## Exercise goal
Repeat, exactly and in full, the lines of the listing below, but without any pictures.

**** Supplied material

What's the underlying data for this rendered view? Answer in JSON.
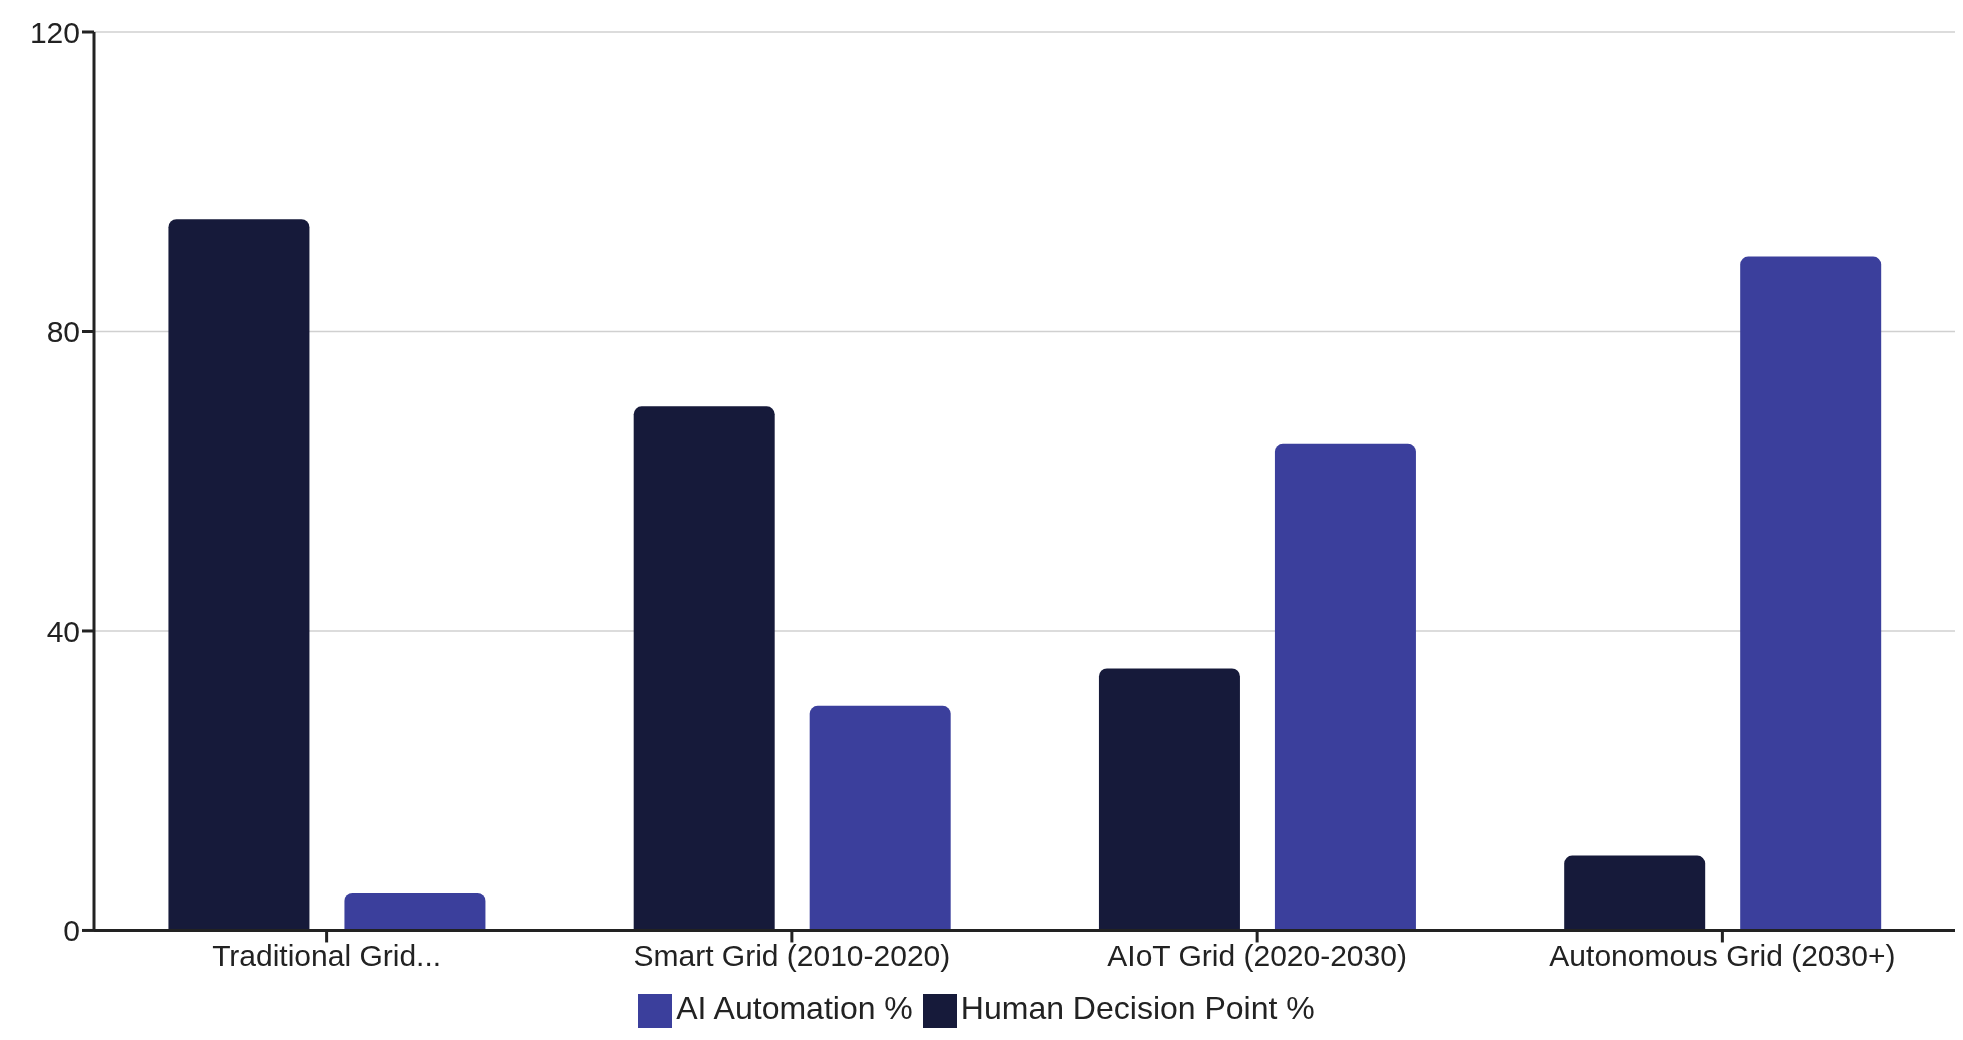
{
  "chart_data": {
    "type": "bar",
    "categories": [
      "Traditional Grid...",
      "Smart Grid (2010-2020)",
      "AIoT Grid (2020-2030)",
      "Autonomous Grid (2030+)"
    ],
    "series": [
      {
        "name": "Human Decision Point %",
        "color": "#161a3a",
        "values": [
          95,
          70,
          35,
          10
        ]
      },
      {
        "name": "AI Automation %",
        "color": "#3b3f9c",
        "values": [
          5,
          30,
          65,
          90
        ]
      }
    ],
    "ylim": [
      0,
      120
    ],
    "yticks": [
      0,
      40,
      80,
      120
    ],
    "grid": "y",
    "legend": "bottom"
  }
}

********

## Solution to the exercise
What's the underlying data for this rendered view? Answer in JSON.
{
  "chart_data": {
    "type": "bar",
    "categories": [
      "Traditional Grid...",
      "Smart Grid (2010-2020)",
      "AIoT Grid (2020-2030)",
      "Autonomous Grid (2030+)"
    ],
    "series": [
      {
        "name": "Human Decision Point %",
        "color": "#161a3a",
        "values": [
          95,
          70,
          35,
          10
        ]
      },
      {
        "name": "AI Automation %",
        "color": "#3b3f9c",
        "values": [
          5,
          30,
          65,
          90
        ]
      }
    ],
    "ylim": [
      0,
      120
    ],
    "yticks": [
      0,
      40,
      80,
      120
    ],
    "grid": "y",
    "legend": "bottom"
  }
}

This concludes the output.